### What you should do
Tally every line featuring "названия", then give that tally alone.

### Records for processing
........
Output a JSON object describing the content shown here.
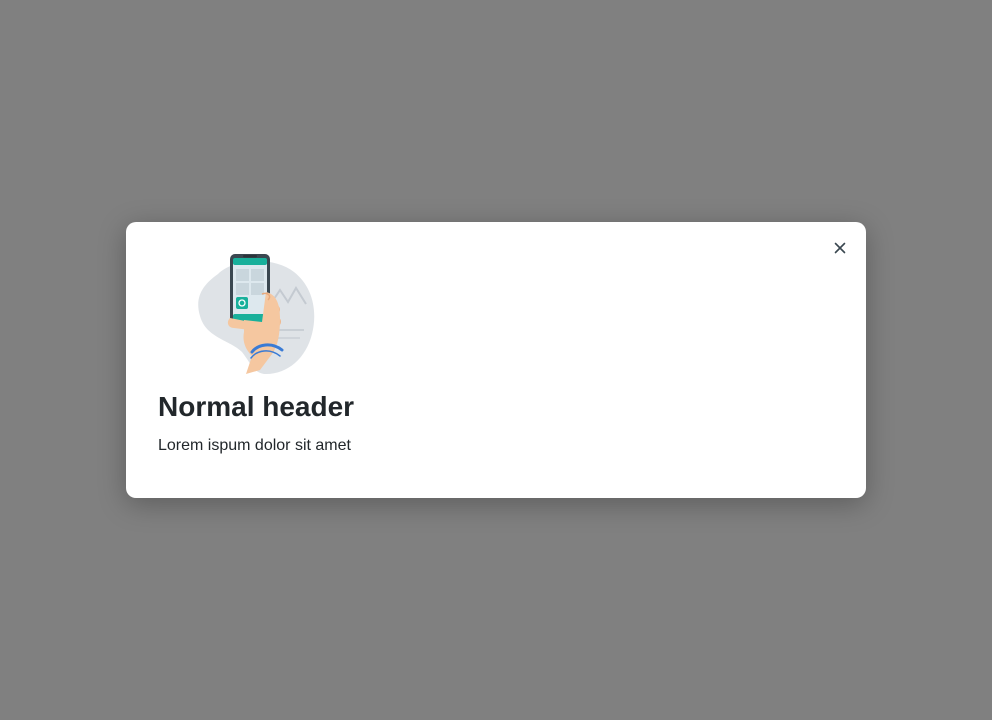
{
  "overlay": {
    "color": "#808080"
  },
  "modal": {
    "title": "Normal header",
    "description": "Lorem ispum dolor sit amet",
    "close_icon": "close-icon",
    "illustration_icon": "hand-holding-phone-icon"
  },
  "colors": {
    "text": "#22272b",
    "accent": "#18b09b",
    "skin": "#f5c7a0"
  }
}
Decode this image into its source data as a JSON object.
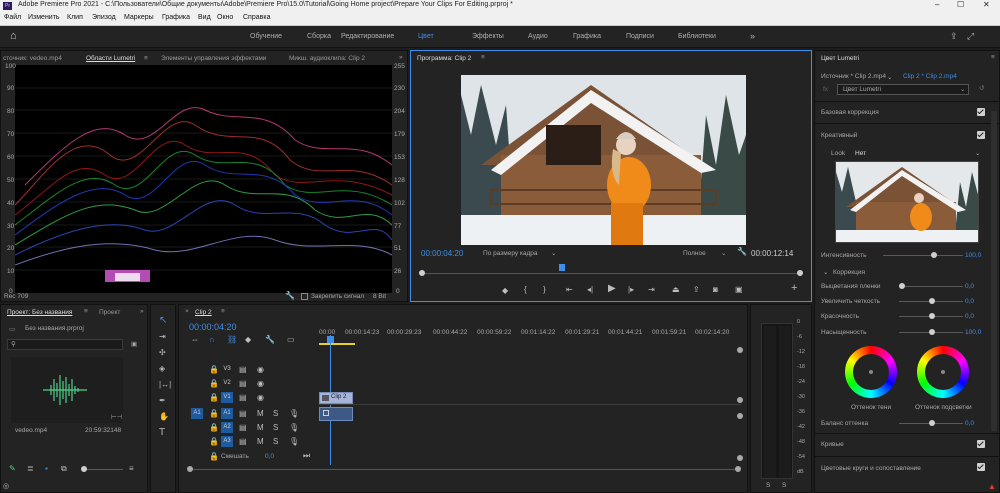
{
  "titlebar": {
    "title": "Adobe Premiere Pro 2021 - C:\\Пользователи\\Общие документы\\Adobe\\Premiere Pro\\15.0\\Tutorial\\Going Home project\\Prepare Your Clips For Editing.prproj *"
  },
  "menu": [
    "Файл",
    "Изменить",
    "Клип",
    "Эпизод",
    "Маркеры",
    "Графика",
    "Вид",
    "Окно",
    "Справка"
  ],
  "workspaces": [
    "Обучение",
    "Сборка",
    "Редактирование",
    "Цвет",
    "Эффекты",
    "Аудио",
    "Графика",
    "Подписи",
    "Библиотеки"
  ],
  "active_workspace": "Цвет",
  "source_panel": {
    "tabs": [
      "сточник: vedeo.mp4",
      "Области Lumetri",
      "Элементы управления эффектами",
      "Микш. аудиоклипа: Clip 2"
    ],
    "left_scale": [
      "100",
      "90",
      "80",
      "70",
      "60",
      "50",
      "40",
      "30",
      "20",
      "10",
      "0"
    ],
    "right_scale": [
      "255",
      "230",
      "204",
      "179",
      "153",
      "128",
      "102",
      "77",
      "51",
      "26",
      "0"
    ],
    "footer_left": "Rec 709",
    "footer_clamp": "Закрепить сигнал",
    "footer_bit": "8 Bit"
  },
  "program_monitor": {
    "title": "Программа: Clip 2",
    "timecode_left": "00:00:04:20",
    "fit": "По размеру кадра",
    "quality": "Полное",
    "timecode_right": "00:00:12:14"
  },
  "project_panel": {
    "tabs": [
      "Проект: Без названия",
      "Проект"
    ],
    "project_file": "Без названия.prproj",
    "clip_name": "vedeo.mp4",
    "clip_duration": "20:59:32148"
  },
  "timeline": {
    "tab": "Clip 2",
    "timecode": "00:00:04:20",
    "ruler": [
      "00:00",
      "00:00:14:23",
      "00:00:29:23",
      "00:00:44:22",
      "00:00:59:22",
      "00:01:14:22",
      "00:01:29:21",
      "00:01:44:21",
      "00:01:59:21",
      "00:02:14:20"
    ],
    "video_tracks": [
      "V3",
      "V2",
      "V1"
    ],
    "audio_tracks": [
      "A1",
      "A2",
      "A3"
    ],
    "source_patch": "A1",
    "clip_label": "Clip 2",
    "mix_label": "Смешать",
    "mix_value": "0,0"
  },
  "meter": {
    "scale": [
      "0",
      "-6",
      "-12",
      "-18",
      "-24",
      "-30",
      "-36",
      "-42",
      "-48",
      "-54",
      "dB"
    ],
    "solo": [
      "S",
      "S"
    ]
  },
  "lumetri": {
    "title": "Цвет Lumetri",
    "source_line": "Источник * Clip 2.mp4",
    "source_link": "Clip 2 * Clip 2.mp4",
    "preset": "Цвет Lumetri",
    "sections": {
      "basic": "Базовая коррекция",
      "creative": "Креативный",
      "curves": "Кривые",
      "wheels": "Цветовые круги и сопоставление"
    },
    "look_label": "Look",
    "look_value": "Нет",
    "intensity_label": "Интенсивность",
    "intensity_value": "100,0",
    "correction_label": "Коррекция",
    "sliders": [
      {
        "label": "Выцветания пленки",
        "value": "0,0"
      },
      {
        "label": "Увеличить четкость",
        "value": "0,0"
      },
      {
        "label": "Красочность",
        "value": "0,0"
      },
      {
        "label": "Насыщенность",
        "value": "100,0"
      }
    ],
    "wheel_shadows": "Оттенок тени",
    "wheel_highlights": "Оттенок подсветки",
    "tint_balance_label": "Баланс оттенка",
    "tint_balance_value": "0,0"
  }
}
........
### Task answer
2